** START OF Record extracts **

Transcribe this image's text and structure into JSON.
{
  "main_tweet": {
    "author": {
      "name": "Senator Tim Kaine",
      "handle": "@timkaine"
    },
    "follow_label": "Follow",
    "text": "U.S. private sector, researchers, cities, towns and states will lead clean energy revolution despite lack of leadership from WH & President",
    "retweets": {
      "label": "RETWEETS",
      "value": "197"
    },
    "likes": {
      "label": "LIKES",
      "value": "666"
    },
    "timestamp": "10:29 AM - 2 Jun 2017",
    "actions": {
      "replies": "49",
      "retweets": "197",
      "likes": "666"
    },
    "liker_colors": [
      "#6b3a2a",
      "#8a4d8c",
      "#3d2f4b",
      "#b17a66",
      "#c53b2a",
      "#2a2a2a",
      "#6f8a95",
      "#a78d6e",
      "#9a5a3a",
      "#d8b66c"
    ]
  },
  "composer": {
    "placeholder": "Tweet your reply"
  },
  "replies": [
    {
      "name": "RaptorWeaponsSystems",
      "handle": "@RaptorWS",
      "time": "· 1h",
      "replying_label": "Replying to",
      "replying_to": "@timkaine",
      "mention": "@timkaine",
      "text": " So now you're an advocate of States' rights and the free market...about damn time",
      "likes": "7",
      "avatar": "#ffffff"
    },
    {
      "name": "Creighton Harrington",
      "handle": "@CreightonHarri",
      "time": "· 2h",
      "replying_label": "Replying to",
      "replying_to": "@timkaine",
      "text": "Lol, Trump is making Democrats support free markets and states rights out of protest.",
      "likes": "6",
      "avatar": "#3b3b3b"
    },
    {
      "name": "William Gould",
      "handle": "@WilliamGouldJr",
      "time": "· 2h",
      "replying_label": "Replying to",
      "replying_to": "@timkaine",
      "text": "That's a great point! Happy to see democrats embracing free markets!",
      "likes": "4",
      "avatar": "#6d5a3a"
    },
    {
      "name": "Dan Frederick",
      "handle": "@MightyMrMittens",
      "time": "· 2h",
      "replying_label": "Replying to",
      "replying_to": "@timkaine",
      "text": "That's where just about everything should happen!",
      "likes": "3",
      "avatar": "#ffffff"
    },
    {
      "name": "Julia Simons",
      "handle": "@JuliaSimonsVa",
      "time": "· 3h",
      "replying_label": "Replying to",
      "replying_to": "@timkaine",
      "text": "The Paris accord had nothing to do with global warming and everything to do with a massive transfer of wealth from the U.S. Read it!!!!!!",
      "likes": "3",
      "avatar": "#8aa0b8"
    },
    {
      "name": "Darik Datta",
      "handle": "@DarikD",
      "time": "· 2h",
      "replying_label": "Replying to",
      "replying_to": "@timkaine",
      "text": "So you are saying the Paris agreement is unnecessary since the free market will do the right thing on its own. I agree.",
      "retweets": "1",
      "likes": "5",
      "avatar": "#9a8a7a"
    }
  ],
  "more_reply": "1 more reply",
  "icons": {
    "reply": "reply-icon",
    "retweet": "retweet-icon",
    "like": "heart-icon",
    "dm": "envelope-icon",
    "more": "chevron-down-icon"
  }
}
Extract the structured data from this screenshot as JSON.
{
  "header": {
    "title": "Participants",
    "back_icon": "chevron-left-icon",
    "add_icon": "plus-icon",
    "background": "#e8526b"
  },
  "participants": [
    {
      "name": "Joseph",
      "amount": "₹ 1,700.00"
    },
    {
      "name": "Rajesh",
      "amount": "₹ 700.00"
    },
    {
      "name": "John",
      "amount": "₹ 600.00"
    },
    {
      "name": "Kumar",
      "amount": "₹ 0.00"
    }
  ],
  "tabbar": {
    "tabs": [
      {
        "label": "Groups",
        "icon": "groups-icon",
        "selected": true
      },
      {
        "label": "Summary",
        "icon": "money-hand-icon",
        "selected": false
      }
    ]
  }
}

** END OF Record extracts **

→ Task prompt:
Restate the whole listing exactly, leaving out nothing.

→ Response:
Transcribe this image's text and structure into JSON.
{
  "main_tweet": {
    "author": {
      "name": "Senator Tim Kaine",
      "handle": "@timkaine"
    },
    "follow_label": "Follow",
    "text": "U.S. private sector, researchers, cities, towns and states will lead clean energy revolution despite lack of leadership from WH & President",
    "retweets": {
      "label": "RETWEETS",
      "value": "197"
    },
    "likes": {
      "label": "LIKES",
      "value": "666"
    },
    "timestamp": "10:29 AM - 2 Jun 2017",
    "actions": {
      "replies": "49",
      "retweets": "197",
      "likes": "666"
    },
    "liker_colors": [
      "#6b3a2a",
      "#8a4d8c",
      "#3d2f4b",
      "#b17a66",
      "#c53b2a",
      "#2a2a2a",
      "#6f8a95",
      "#a78d6e",
      "#9a5a3a",
      "#d8b66c"
    ]
  },
  "composer": {
    "placeholder": "Tweet your reply"
  },
  "replies": [
    {
      "name": "RaptorWeaponsSystems",
      "handle": "@RaptorWS",
      "time": "· 1h",
      "replying_label": "Replying to",
      "replying_to": "@timkaine",
      "mention": "@timkaine",
      "text": " So now you're an advocate of States' rights and the free market...about damn time",
      "likes": "7",
      "avatar": "#ffffff"
    },
    {
      "name": "Creighton Harrington",
      "handle": "@CreightonHarri",
      "time": "· 2h",
      "replying_label": "Replying to",
      "replying_to": "@timkaine",
      "text": "Lol, Trump is making Democrats support free markets and states rights out of protest.",
      "likes": "6",
      "avatar": "#3b3b3b"
    },
    {
      "name": "William Gould",
      "handle": "@WilliamGouldJr",
      "time": "· 2h",
      "replying_label": "Replying to",
      "replying_to": "@timkaine",
      "text": "That's a great point! Happy to see democrats embracing free markets!",
      "likes": "4",
      "avatar": "#6d5a3a"
    },
    {
      "name": "Dan Frederick",
      "handle": "@MightyMrMittens",
      "time": "· 2h",
      "replying_label": "Replying to",
      "replying_to": "@timkaine",
      "text": "That's where just about everything should happen!",
      "likes": "3",
      "avatar": "#ffffff"
    },
    {
      "name": "Julia Simons",
      "handle": "@JuliaSimonsVa",
      "time": "· 3h",
      "replying_label": "Replying to",
      "replying_to": "@timkaine",
      "text": "The Paris accord had nothing to do with global warming and everything to do with a massive transfer of wealth from the U.S. Read it!!!!!!",
      "likes": "3",
      "avatar": "#8aa0b8"
    },
    {
      "name": "Darik Datta",
      "handle": "@DarikD",
      "time": "· 2h",
      "replying_label": "Replying to",
      "replying_to": "@timkaine",
      "text": "So you are saying the Paris agreement is unnecessary since the free market will do the right thing on its own. I agree.",
      "retweets": "1",
      "likes": "5",
      "avatar": "#9a8a7a"
    }
  ],
  "more_reply": "1 more reply",
  "icons": {
    "reply": "reply-icon",
    "retweet": "retweet-icon",
    "like": "heart-icon",
    "dm": "envelope-icon",
    "more": "chevron-down-icon"
  }
}
Extract the structured data from this screenshot as JSON.
{
  "header": {
    "title": "Participants",
    "back_icon": "chevron-left-icon",
    "add_icon": "plus-icon",
    "background": "#e8526b"
  },
  "participants": [
    {
      "name": "Joseph",
      "amount": "₹ 1,700.00"
    },
    {
      "name": "Rajesh",
      "amount": "₹ 700.00"
    },
    {
      "name": "John",
      "amount": "₹ 600.00"
    },
    {
      "name": "Kumar",
      "amount": "₹ 0.00"
    }
  ],
  "tabbar": {
    "tabs": [
      {
        "label": "Groups",
        "icon": "groups-icon",
        "selected": true
      },
      {
        "label": "Summary",
        "icon": "money-hand-icon",
        "selected": false
      }
    ]
  }
}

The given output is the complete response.